- [What you will do]
Identify each line below that contains the word "background", and copy it out.

- [Records provided]
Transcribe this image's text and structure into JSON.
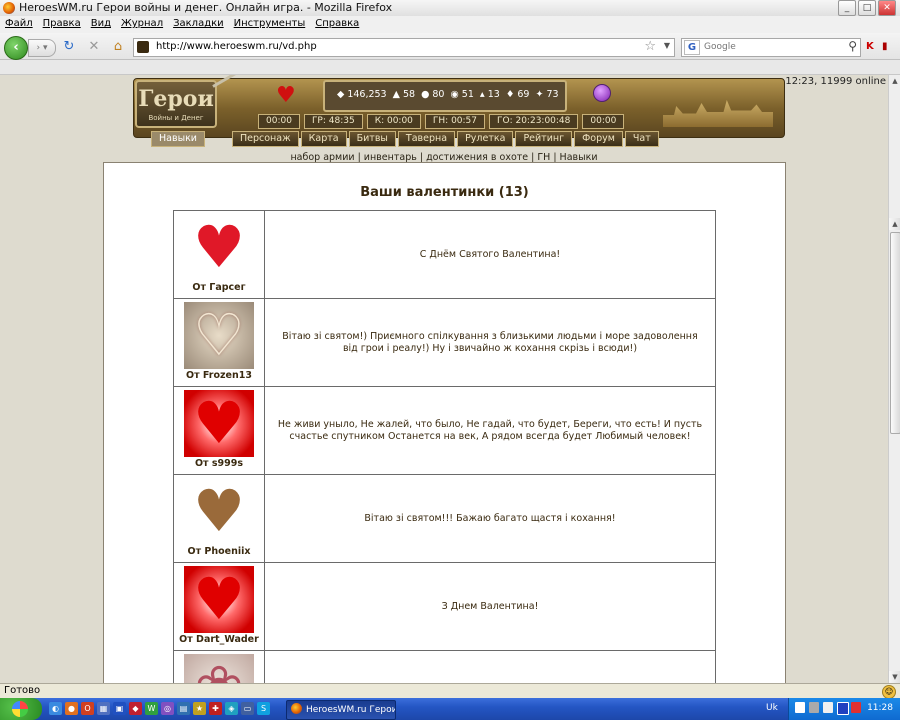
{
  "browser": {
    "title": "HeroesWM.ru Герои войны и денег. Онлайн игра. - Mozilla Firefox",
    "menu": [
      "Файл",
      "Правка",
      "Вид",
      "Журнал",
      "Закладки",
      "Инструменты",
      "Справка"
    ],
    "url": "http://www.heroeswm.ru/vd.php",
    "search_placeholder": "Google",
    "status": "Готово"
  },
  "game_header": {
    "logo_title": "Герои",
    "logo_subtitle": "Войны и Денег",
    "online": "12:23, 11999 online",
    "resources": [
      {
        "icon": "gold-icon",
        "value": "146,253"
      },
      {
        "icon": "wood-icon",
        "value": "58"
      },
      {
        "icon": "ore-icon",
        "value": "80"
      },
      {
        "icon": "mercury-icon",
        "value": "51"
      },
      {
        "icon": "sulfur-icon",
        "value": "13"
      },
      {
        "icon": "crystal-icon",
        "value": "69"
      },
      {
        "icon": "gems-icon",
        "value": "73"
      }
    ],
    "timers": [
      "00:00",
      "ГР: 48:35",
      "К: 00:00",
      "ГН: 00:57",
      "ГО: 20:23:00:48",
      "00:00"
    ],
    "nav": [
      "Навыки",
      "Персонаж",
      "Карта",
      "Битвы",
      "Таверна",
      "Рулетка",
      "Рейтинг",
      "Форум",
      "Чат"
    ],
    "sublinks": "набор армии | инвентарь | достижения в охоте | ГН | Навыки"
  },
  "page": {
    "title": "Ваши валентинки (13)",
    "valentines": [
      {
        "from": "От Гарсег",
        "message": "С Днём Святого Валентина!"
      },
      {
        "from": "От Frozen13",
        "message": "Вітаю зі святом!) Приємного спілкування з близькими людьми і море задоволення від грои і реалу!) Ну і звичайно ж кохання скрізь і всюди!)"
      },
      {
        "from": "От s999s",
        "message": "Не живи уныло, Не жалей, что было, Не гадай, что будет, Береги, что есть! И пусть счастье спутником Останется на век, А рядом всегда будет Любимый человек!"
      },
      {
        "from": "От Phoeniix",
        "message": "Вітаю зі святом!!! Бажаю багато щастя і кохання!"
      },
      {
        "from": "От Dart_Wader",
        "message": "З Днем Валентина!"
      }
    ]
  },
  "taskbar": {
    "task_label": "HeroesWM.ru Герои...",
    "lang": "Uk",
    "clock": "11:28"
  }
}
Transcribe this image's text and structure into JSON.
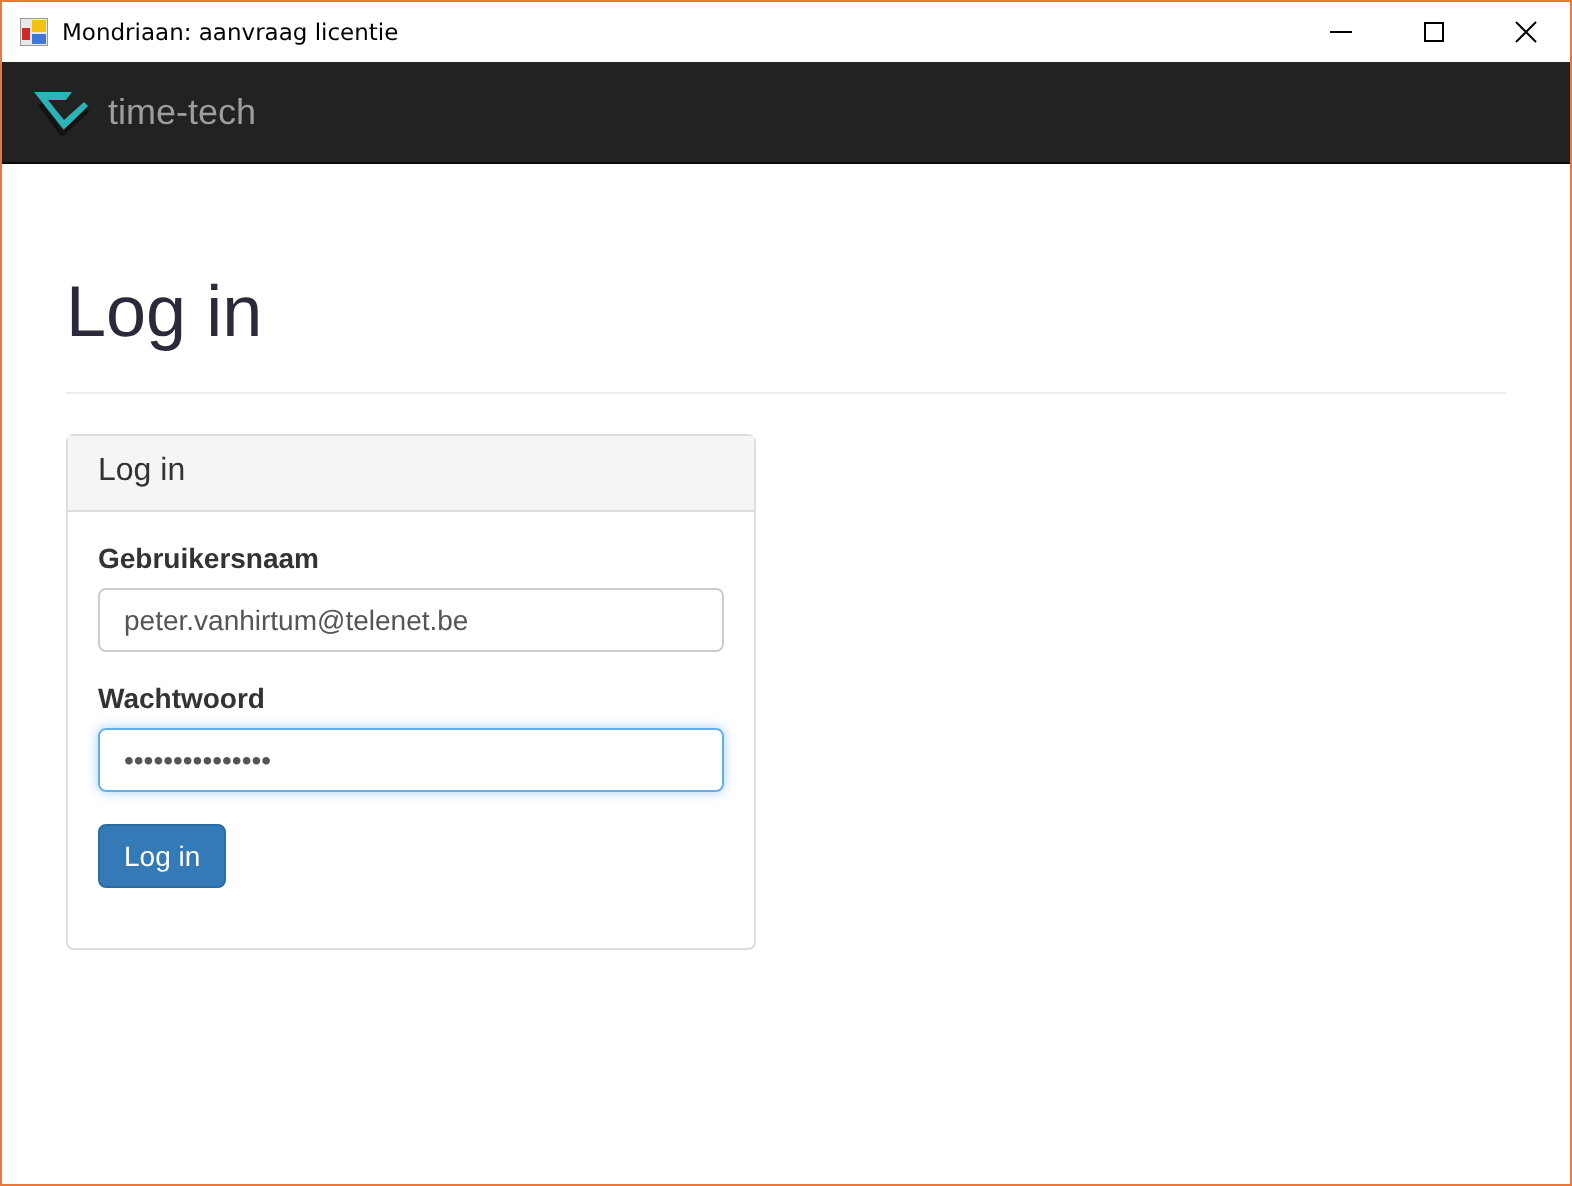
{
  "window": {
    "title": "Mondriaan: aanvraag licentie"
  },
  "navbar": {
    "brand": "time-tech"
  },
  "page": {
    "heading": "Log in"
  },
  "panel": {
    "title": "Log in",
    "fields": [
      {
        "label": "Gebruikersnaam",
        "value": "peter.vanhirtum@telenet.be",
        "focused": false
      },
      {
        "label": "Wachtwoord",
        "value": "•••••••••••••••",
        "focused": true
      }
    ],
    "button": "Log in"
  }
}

==

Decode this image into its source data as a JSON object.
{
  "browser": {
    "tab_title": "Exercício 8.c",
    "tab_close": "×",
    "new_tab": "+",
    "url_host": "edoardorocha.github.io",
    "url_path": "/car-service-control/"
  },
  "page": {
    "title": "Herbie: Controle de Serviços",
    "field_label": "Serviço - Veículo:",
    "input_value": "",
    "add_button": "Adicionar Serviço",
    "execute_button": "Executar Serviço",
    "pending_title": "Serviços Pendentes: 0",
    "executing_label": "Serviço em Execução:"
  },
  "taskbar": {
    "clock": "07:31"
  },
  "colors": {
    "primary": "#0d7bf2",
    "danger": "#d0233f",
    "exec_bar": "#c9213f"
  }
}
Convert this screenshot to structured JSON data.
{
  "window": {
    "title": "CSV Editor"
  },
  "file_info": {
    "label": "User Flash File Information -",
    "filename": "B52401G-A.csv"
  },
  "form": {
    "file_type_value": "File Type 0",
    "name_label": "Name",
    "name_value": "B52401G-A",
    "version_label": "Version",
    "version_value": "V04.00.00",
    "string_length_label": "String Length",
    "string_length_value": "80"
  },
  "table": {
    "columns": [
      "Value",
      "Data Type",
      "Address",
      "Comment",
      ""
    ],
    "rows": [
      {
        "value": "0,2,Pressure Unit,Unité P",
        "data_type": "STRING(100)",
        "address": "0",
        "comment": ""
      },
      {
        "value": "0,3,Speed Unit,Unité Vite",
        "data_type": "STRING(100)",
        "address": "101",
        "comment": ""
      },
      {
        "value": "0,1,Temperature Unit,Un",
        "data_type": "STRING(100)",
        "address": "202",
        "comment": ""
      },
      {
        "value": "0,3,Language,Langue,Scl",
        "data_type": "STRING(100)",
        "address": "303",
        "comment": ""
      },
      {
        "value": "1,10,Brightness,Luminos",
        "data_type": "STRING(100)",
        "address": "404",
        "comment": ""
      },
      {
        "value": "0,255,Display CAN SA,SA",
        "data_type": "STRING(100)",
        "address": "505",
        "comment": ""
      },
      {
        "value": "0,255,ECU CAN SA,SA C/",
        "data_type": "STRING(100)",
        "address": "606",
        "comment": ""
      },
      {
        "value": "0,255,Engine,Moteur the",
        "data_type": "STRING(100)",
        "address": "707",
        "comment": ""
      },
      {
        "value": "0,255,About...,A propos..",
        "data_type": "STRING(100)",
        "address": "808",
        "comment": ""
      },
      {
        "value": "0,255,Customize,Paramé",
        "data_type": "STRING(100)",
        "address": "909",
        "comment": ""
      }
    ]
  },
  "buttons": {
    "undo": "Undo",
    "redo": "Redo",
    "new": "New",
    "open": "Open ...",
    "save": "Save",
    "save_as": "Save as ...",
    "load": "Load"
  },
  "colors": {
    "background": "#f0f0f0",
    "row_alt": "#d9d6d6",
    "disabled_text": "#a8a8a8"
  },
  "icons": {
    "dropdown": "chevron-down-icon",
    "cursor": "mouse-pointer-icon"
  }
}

---

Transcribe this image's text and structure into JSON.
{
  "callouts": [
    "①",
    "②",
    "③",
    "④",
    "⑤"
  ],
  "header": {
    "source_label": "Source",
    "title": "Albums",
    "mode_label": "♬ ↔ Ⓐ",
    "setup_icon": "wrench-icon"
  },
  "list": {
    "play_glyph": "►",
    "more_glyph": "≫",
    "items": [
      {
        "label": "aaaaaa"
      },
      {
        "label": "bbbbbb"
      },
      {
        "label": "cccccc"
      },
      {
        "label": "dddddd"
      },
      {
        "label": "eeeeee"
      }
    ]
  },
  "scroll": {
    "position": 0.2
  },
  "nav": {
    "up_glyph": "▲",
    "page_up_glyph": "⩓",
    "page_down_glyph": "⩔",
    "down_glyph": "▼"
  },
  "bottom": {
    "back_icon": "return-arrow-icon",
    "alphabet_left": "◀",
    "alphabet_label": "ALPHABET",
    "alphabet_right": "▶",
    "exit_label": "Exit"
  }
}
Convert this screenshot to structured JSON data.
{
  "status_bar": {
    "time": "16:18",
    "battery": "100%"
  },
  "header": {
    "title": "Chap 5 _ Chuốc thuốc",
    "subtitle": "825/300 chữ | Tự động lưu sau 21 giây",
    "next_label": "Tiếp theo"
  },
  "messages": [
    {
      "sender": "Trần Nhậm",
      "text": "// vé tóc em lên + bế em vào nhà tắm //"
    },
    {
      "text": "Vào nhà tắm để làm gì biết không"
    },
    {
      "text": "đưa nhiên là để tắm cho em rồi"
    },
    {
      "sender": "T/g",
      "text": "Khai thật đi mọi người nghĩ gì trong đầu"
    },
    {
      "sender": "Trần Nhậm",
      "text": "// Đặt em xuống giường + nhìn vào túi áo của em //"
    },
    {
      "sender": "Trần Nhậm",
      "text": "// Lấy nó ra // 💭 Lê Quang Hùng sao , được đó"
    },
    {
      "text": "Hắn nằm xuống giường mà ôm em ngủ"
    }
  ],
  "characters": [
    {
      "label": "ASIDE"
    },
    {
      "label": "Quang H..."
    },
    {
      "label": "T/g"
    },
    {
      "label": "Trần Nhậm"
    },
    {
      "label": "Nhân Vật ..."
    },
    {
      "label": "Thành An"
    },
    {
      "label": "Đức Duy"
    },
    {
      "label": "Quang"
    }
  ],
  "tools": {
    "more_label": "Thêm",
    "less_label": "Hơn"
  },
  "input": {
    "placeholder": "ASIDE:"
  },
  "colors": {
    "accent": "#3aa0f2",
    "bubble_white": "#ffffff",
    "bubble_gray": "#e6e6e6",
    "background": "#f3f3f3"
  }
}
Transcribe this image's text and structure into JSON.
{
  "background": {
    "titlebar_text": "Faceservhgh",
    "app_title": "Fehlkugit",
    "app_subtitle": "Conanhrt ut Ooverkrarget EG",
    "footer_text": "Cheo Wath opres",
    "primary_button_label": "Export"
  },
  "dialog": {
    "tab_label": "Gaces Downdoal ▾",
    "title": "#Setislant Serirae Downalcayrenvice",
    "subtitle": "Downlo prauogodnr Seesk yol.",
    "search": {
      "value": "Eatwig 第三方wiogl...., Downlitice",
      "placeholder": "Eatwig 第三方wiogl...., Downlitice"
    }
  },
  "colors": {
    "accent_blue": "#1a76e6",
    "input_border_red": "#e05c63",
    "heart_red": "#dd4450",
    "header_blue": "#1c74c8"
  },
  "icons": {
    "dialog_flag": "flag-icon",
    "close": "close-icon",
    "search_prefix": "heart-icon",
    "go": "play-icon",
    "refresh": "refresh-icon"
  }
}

- [Task result]
    "background": "#f0f0f0",
    "background": "#f3f3f3"
  "background": {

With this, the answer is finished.